Given exercise -
Quote all of the entries word for word.

Material shown -
★ ★ ★ ★
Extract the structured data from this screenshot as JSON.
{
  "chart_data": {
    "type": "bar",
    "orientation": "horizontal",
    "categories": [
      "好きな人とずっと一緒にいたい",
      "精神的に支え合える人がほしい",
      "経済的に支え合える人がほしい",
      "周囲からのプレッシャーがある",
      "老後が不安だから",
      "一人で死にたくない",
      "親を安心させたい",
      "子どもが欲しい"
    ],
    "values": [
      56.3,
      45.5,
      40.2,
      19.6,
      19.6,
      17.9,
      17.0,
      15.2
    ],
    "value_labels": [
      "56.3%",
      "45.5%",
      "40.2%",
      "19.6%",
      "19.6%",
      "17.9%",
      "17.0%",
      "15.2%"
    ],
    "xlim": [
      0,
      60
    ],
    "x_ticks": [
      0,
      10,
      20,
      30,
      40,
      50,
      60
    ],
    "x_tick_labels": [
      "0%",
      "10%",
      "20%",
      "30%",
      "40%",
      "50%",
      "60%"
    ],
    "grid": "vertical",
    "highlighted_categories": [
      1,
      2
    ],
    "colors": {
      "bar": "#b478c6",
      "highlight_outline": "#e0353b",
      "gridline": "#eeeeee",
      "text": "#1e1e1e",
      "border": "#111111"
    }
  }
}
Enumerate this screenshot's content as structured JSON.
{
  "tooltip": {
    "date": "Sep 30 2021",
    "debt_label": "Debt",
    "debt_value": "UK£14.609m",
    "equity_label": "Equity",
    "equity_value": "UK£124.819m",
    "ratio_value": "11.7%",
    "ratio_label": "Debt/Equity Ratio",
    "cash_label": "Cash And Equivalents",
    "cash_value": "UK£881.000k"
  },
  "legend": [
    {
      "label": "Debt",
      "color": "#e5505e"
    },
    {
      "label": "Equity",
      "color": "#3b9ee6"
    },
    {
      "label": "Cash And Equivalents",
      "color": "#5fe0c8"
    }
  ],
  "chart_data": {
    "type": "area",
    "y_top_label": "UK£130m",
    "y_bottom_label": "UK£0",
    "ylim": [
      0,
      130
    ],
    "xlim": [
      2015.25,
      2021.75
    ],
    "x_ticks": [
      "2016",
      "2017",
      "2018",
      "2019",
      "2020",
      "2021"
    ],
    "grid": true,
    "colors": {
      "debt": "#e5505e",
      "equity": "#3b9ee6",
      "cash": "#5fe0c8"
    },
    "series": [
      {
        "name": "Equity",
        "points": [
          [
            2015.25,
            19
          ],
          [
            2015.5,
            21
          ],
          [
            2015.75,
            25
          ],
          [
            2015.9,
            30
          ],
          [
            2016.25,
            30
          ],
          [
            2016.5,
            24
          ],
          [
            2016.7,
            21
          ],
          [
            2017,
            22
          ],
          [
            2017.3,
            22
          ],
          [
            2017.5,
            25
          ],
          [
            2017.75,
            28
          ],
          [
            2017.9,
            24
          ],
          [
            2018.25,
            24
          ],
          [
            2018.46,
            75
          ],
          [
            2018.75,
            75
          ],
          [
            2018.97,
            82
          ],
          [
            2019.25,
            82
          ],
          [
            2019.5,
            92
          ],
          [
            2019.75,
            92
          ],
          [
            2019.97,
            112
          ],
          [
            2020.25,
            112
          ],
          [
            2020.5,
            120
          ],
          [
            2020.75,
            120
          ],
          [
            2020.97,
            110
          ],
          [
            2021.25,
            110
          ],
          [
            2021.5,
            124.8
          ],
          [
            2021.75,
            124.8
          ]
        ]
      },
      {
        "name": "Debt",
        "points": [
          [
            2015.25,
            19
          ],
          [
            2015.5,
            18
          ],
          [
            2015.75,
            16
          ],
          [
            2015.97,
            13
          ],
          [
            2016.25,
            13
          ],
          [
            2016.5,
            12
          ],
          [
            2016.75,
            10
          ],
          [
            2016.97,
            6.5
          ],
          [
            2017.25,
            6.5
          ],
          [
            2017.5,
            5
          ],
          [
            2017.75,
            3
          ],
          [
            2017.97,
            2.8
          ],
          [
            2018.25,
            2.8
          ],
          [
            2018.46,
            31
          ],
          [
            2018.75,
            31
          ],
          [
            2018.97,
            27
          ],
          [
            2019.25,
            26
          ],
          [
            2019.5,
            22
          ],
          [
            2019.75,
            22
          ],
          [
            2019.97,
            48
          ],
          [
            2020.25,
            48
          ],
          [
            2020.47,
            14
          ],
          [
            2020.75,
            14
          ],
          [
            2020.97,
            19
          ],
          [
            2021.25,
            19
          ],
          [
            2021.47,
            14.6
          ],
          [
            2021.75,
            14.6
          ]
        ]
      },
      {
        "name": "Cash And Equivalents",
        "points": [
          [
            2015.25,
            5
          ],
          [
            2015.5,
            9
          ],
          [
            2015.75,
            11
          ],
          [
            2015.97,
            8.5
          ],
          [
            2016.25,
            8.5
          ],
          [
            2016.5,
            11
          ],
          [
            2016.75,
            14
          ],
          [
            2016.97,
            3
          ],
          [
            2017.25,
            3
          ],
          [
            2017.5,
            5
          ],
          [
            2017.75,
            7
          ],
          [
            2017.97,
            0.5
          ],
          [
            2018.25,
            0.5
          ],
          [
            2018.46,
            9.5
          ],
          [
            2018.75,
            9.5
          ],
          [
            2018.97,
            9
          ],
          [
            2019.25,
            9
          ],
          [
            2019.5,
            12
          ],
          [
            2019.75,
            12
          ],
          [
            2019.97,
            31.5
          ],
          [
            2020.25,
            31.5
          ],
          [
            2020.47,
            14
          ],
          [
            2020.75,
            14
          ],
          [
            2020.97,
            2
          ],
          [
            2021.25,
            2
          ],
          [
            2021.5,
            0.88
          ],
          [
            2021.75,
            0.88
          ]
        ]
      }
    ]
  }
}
★ ★ ★ ★
Result of the exercise -
Extract the structured data from this screenshot as JSON.
{
  "chart_data": {
    "type": "bar",
    "orientation": "horizontal",
    "categories": [
      "好きな人とずっと一緒にいたい",
      "精神的に支え合える人がほしい",
      "経済的に支え合える人がほしい",
      "周囲からのプレッシャーがある",
      "老後が不安だから",
      "一人で死にたくない",
      "親を安心させたい",
      "子どもが欲しい"
    ],
    "values": [
      56.3,
      45.5,
      40.2,
      19.6,
      19.6,
      17.9,
      17.0,
      15.2
    ],
    "value_labels": [
      "56.3%",
      "45.5%",
      "40.2%",
      "19.6%",
      "19.6%",
      "17.9%",
      "17.0%",
      "15.2%"
    ],
    "xlim": [
      0,
      60
    ],
    "x_ticks": [
      0,
      10,
      20,
      30,
      40,
      50,
      60
    ],
    "x_tick_labels": [
      "0%",
      "10%",
      "20%",
      "30%",
      "40%",
      "50%",
      "60%"
    ],
    "grid": "vertical",
    "highlighted_categories": [
      1,
      2
    ],
    "colors": {
      "bar": "#b478c6",
      "highlight_outline": "#e0353b",
      "gridline": "#eeeeee",
      "text": "#1e1e1e",
      "border": "#111111"
    }
  }
}
Enumerate this screenshot's content as structured JSON.
{
  "tooltip": {
    "date": "Sep 30 2021",
    "debt_label": "Debt",
    "debt_value": "UK£14.609m",
    "equity_label": "Equity",
    "equity_value": "UK£124.819m",
    "ratio_value": "11.7%",
    "ratio_label": "Debt/Equity Ratio",
    "cash_label": "Cash And Equivalents",
    "cash_value": "UK£881.000k"
  },
  "legend": [
    {
      "label": "Debt",
      "color": "#e5505e"
    },
    {
      "label": "Equity",
      "color": "#3b9ee6"
    },
    {
      "label": "Cash And Equivalents",
      "color": "#5fe0c8"
    }
  ],
  "chart_data": {
    "type": "area",
    "y_top_label": "UK£130m",
    "y_bottom_label": "UK£0",
    "ylim": [
      0,
      130
    ],
    "xlim": [
      2015.25,
      2021.75
    ],
    "x_ticks": [
      "2016",
      "2017",
      "2018",
      "2019",
      "2020",
      "2021"
    ],
    "grid": true,
    "colors": {
      "debt": "#e5505e",
      "equity": "#3b9ee6",
      "cash": "#5fe0c8"
    },
    "series": [
      {
        "name": "Equity",
        "points": [
          [
            2015.25,
            19
          ],
          [
            2015.5,
            21
          ],
          [
            2015.75,
            25
          ],
          [
            2015.9,
            30
          ],
          [
            2016.25,
            30
          ],
          [
            2016.5,
            24
          ],
          [
            2016.7,
            21
          ],
          [
            2017,
            22
          ],
          [
            2017.3,
            22
          ],
          [
            2017.5,
            25
          ],
          [
            2017.75,
            28
          ],
          [
            2017.9,
            24
          ],
          [
            2018.25,
            24
          ],
          [
            2018.46,
            75
          ],
          [
            2018.75,
            75
          ],
          [
            2018.97,
            82
          ],
          [
            2019.25,
            82
          ],
          [
            2019.5,
            92
          ],
          [
            2019.75,
            92
          ],
          [
            2019.97,
            112
          ],
          [
            2020.25,
            112
          ],
          [
            2020.5,
            120
          ],
          [
            2020.75,
            120
          ],
          [
            2020.97,
            110
          ],
          [
            2021.25,
            110
          ],
          [
            2021.5,
            124.8
          ],
          [
            2021.75,
            124.8
          ]
        ]
      },
      {
        "name": "Debt",
        "points": [
          [
            2015.25,
            19
          ],
          [
            2015.5,
            18
          ],
          [
            2015.75,
            16
          ],
          [
            2015.97,
            13
          ],
          [
            2016.25,
            13
          ],
          [
            2016.5,
            12
          ],
          [
            2016.75,
            10
          ],
          [
            2016.97,
            6.5
          ],
          [
            2017.25,
            6.5
          ],
          [
            2017.5,
            5
          ],
          [
            2017.75,
            3
          ],
          [
            2017.97,
            2.8
          ],
          [
            2018.25,
            2.8
          ],
          [
            2018.46,
            31
          ],
          [
            2018.75,
            31
          ],
          [
            2018.97,
            27
          ],
          [
            2019.25,
            26
          ],
          [
            2019.5,
            22
          ],
          [
            2019.75,
            22
          ],
          [
            2019.97,
            48
          ],
          [
            2020.25,
            48
          ],
          [
            2020.47,
            14
          ],
          [
            2020.75,
            14
          ],
          [
            2020.97,
            19
          ],
          [
            2021.25,
            19
          ],
          [
            2021.47,
            14.6
          ],
          [
            2021.75,
            14.6
          ]
        ]
      },
      {
        "name": "Cash And Equivalents",
        "points": [
          [
            2015.25,
            5
          ],
          [
            2015.5,
            9
          ],
          [
            2015.75,
            11
          ],
          [
            2015.97,
            8.5
          ],
          [
            2016.25,
            8.5
          ],
          [
            2016.5,
            11
          ],
          [
            2016.75,
            14
          ],
          [
            2016.97,
            3
          ],
          [
            2017.25,
            3
          ],
          [
            2017.5,
            5
          ],
          [
            2017.75,
            7
          ],
          [
            2017.97,
            0.5
          ],
          [
            2018.25,
            0.5
          ],
          [
            2018.46,
            9.5
          ],
          [
            2018.75,
            9.5
          ],
          [
            2018.97,
            9
          ],
          [
            2019.25,
            9
          ],
          [
            2019.5,
            12
          ],
          [
            2019.75,
            12
          ],
          [
            2019.97,
            31.5
          ],
          [
            2020.25,
            31.5
          ],
          [
            2020.47,
            14
          ],
          [
            2020.75,
            14
          ],
          [
            2020.97,
            2
          ],
          [
            2021.25,
            2
          ],
          [
            2021.5,
            0.88
          ],
          [
            2021.75,
            0.88
          ]
        ]
      }
    ]
  }
}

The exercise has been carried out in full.